▶ **Problems**
1 – Please answer these questions about the Chelsea Rathburn biography, one per line:
(a) In which city was Rathburn raised?
(b) At which university did she earn her MFA?
(c) Who is her husband?
2 – Extend the Chelsea Rathburn biography, starting after its last sentence.

▶ **Source document**

= Chelsea Rathburn =

American poet

Chelsea Rathburn (born Jacksonville, Florida) is an American poet.

Chelsea Rathburn was raised in Miami, Florida, and earned a bachelor's degree at Florida State University and an MFA in creative writing at the University of Arkansas. Her work has appeared in Poetry, The Atlantic Monthly, The New Criterion, Hudson Review, and Pleiades, and other journals. She works as a marketing writer and an assistant professor of writing and English at Young Harris College. In recent years, she has also been elevated to the rank of director of the university's creative writing program, a significant rise in status and prestige at the university. She lives in Young Harris, Georgia, with her husband, poet James Davis May, and their daughter. While she is best known for her poetry, she is also notable for her nonfiction writing, including short- and long-form prose pieces, concerning her beliefs about home, views on class, and poverty. At present, she is perhaps most excited about her upcoming prose piece on the air traffic controllers' strike.

▶ **Collected data**
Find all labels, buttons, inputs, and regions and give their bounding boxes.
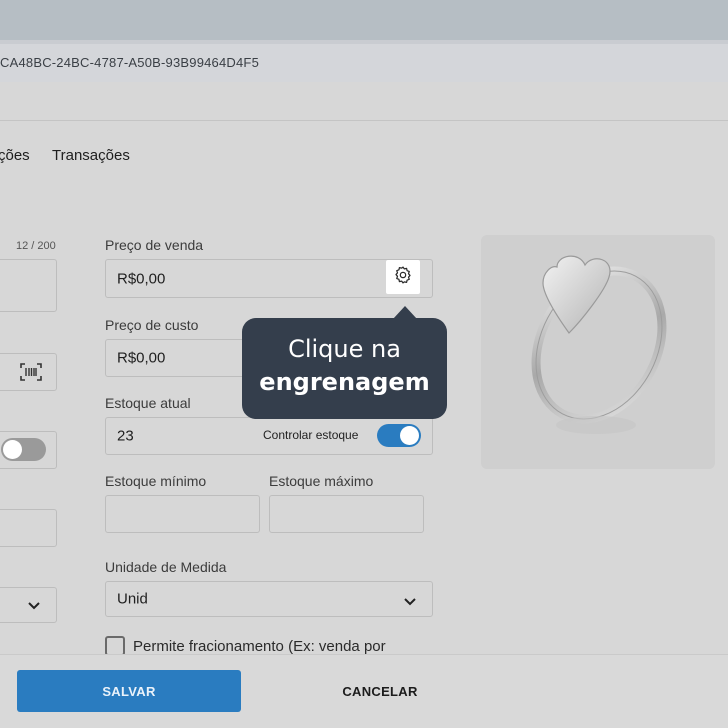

▶ **Expected outputs**
1 –
(a) Miami, Florida
(b) The University of Arkansas
(c) Poet James Davis May

2 –
In March 2019, Rathburn was named poet laureate of the state of Georgia, succeeding Judson Mitcham.

==Awards==
- 2012 Autumn House Press Poetry Prize, selected by Stephen Dunn
- 2009 National Endowment for the Arts poetry fellowship
- 2005 Richard Wilbur Award, selected by Timothy Steele for The Shifting Line

==Publications==

===Poetry collections===

- "The Shifting Line" (2005)

- "A Raft of Grief" (2013)

- Still Life with Mother and Knife: Poems (February 12, 2019; LSU Press)

===Chapbook===
- "Unused Lines" (2003)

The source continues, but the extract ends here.